### EXERCISE DIRECTIONS
Pick out each line of the records in which the word "struttura" appears.

___ INPUT DATA

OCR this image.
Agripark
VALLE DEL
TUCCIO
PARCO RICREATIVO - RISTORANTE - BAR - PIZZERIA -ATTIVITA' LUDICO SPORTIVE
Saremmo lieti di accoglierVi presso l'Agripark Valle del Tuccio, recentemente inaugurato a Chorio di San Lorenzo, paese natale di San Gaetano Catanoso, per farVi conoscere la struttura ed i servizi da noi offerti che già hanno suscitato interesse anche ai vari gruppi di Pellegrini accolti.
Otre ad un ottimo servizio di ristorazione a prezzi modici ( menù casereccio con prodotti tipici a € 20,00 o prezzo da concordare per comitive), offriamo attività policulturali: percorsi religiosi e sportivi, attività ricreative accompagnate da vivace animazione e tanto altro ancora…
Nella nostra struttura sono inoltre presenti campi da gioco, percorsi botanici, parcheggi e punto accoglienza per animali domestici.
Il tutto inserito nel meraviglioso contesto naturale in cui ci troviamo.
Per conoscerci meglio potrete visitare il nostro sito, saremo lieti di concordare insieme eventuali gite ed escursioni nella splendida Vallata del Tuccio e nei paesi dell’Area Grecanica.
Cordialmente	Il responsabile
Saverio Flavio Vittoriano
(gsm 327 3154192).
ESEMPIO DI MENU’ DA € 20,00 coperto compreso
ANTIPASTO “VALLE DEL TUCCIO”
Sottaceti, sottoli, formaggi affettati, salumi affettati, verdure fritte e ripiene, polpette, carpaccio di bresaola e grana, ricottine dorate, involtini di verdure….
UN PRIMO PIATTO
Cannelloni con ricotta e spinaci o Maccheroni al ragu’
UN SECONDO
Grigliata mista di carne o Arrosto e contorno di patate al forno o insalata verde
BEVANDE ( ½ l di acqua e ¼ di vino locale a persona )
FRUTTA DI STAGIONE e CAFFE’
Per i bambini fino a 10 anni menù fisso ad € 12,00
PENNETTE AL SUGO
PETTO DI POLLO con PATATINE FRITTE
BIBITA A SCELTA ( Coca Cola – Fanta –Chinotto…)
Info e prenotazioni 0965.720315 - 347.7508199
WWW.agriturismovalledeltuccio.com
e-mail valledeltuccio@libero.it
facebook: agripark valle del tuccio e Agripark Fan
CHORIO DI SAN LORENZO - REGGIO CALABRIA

______

### FINAL ANSWER
Saremmo lieti di accoglierVi presso l'Agripark Valle del Tuccio, recentemente inaugurato a Chorio di San Lorenzo, paese natale di San Gaetano Catanoso, per farVi conoscere la struttura ed i servizi da noi offerti che già hanno suscitato interesse anche ai vari gruppi di Pellegrini accolti.
Nella nostra struttura sono inoltre presenti campi da gioco, percorsi botanici, parcheggi e punto accoglienza per animali domestici.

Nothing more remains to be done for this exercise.